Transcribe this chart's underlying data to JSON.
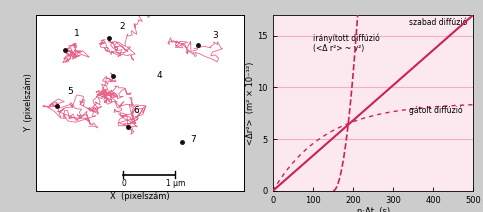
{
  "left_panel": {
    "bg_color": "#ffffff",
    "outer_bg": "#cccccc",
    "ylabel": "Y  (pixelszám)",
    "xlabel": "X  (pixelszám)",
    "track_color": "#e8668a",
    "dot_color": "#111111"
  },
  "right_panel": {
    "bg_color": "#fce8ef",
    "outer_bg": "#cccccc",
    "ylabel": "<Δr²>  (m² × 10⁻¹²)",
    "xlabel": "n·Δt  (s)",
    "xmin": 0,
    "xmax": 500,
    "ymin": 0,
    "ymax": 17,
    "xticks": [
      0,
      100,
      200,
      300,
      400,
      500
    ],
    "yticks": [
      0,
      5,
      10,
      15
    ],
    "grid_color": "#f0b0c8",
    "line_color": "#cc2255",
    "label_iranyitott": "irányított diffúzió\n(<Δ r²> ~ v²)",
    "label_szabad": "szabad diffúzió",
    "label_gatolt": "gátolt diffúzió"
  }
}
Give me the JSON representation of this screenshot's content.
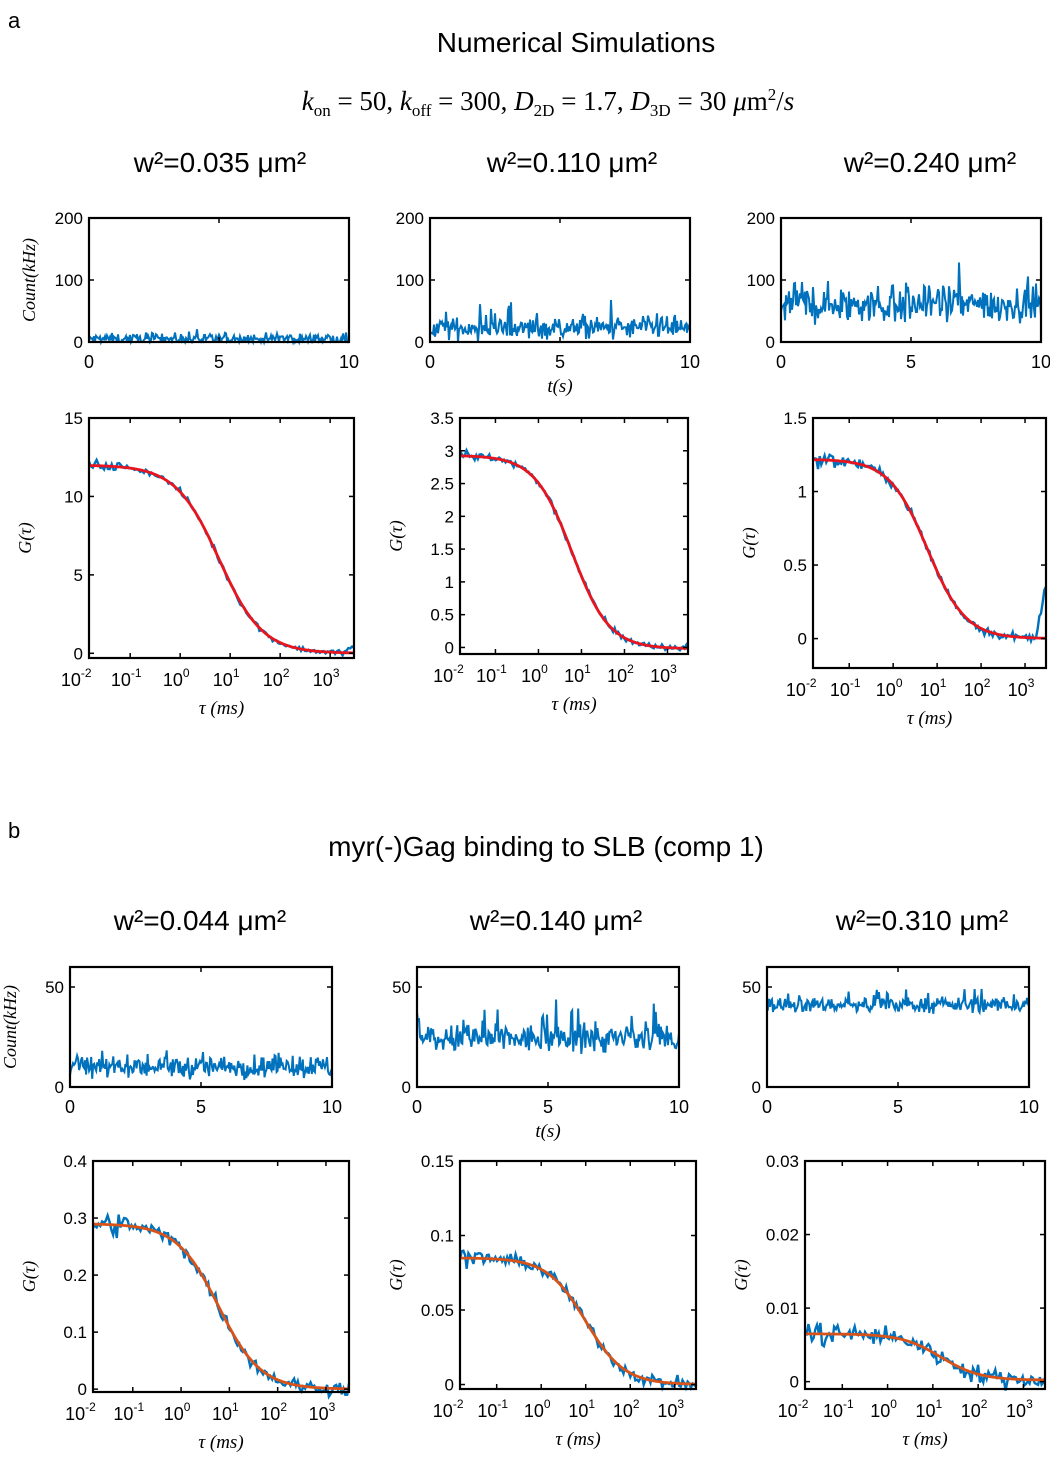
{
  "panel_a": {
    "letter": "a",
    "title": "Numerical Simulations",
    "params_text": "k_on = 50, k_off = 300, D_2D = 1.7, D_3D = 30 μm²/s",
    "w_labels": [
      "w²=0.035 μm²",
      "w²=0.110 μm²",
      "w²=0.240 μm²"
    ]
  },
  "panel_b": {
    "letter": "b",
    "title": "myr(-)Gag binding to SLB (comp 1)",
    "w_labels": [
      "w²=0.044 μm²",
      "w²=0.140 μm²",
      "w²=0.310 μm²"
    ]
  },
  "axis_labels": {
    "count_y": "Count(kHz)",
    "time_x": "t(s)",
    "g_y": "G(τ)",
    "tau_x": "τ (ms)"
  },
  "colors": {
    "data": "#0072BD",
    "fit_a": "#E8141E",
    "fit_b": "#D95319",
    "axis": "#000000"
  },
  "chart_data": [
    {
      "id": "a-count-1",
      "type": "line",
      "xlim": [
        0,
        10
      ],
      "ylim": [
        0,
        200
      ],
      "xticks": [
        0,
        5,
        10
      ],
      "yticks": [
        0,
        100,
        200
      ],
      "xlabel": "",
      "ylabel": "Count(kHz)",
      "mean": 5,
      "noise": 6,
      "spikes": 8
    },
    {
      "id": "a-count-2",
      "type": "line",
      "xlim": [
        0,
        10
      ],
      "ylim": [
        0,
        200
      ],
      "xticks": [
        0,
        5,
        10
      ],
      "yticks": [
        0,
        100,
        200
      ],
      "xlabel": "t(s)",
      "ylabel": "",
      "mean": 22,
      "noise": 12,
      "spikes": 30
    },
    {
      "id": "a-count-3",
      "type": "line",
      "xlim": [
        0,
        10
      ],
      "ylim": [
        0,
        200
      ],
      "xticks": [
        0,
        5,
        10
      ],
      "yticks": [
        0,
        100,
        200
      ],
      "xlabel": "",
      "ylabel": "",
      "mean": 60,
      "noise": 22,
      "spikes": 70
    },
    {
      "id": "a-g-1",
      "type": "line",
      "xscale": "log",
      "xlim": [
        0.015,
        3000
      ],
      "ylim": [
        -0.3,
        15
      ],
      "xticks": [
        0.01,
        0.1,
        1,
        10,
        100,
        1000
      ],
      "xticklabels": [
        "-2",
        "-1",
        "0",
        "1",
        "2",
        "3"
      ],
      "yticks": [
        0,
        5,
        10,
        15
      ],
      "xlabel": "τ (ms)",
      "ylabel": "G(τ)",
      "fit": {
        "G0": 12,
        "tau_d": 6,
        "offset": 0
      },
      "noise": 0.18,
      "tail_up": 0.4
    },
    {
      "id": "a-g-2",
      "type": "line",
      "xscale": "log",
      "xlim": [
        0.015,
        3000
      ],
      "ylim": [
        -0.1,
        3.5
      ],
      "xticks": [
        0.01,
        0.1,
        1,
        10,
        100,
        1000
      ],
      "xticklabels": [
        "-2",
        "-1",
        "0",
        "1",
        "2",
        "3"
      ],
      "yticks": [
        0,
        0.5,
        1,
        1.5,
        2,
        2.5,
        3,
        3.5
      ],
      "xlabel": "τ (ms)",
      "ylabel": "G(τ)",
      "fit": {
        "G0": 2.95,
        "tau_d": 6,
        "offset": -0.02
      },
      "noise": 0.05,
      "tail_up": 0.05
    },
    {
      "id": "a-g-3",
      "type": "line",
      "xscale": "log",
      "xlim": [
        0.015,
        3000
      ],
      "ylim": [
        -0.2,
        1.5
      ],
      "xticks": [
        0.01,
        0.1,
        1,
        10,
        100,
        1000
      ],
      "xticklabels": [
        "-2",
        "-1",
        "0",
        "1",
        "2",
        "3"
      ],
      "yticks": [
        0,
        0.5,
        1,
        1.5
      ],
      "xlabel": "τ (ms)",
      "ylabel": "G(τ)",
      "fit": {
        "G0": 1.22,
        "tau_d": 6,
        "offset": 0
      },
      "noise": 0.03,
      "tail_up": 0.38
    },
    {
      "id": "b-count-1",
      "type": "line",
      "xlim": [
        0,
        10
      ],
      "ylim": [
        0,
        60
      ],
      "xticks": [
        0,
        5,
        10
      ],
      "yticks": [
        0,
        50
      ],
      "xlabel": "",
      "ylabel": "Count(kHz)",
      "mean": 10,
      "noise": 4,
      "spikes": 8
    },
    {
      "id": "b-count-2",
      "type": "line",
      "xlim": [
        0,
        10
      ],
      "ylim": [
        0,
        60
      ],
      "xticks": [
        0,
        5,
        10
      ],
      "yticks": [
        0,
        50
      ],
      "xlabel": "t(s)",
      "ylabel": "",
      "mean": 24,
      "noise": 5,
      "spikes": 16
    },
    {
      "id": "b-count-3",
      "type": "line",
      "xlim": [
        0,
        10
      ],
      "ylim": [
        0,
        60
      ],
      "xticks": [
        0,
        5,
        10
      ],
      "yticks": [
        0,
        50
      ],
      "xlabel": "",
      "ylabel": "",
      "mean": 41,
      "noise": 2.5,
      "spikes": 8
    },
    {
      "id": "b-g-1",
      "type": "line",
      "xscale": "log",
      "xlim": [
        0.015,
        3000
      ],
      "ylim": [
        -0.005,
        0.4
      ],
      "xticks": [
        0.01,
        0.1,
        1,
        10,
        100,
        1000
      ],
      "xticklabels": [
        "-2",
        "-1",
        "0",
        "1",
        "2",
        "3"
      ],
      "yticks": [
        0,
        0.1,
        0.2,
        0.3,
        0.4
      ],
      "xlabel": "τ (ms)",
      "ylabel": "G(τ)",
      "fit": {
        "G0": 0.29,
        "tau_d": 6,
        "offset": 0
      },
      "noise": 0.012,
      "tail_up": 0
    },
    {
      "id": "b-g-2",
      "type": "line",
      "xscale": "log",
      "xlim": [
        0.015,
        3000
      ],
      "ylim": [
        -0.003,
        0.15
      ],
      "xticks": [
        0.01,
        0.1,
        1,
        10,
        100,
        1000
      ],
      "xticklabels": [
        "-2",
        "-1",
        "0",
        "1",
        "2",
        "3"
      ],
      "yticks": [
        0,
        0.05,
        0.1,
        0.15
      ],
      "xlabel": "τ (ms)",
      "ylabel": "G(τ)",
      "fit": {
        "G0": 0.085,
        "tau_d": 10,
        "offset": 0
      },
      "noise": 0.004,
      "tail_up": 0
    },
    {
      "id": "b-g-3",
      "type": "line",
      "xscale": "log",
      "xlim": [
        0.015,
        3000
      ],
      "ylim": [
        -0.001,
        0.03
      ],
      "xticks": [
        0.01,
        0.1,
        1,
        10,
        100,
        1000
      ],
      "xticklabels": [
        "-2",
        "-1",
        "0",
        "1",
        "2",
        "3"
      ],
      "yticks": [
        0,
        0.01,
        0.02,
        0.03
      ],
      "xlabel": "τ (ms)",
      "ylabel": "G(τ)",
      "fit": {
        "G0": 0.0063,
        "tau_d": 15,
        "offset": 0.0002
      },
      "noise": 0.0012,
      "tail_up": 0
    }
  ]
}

++++++++++

▶ _WHAT IS REQUIRED_
Search the listing for the string "diffúzió". Copy each line where it turns up.

▶ _THE OUTPUT_
    "label_iranyitott": "irányított diffúzió\n(<Δ r²> ~ v²)",
    "label_szabad": "szabad diffúzió",
    "label_gatolt": "gátolt diffúzió"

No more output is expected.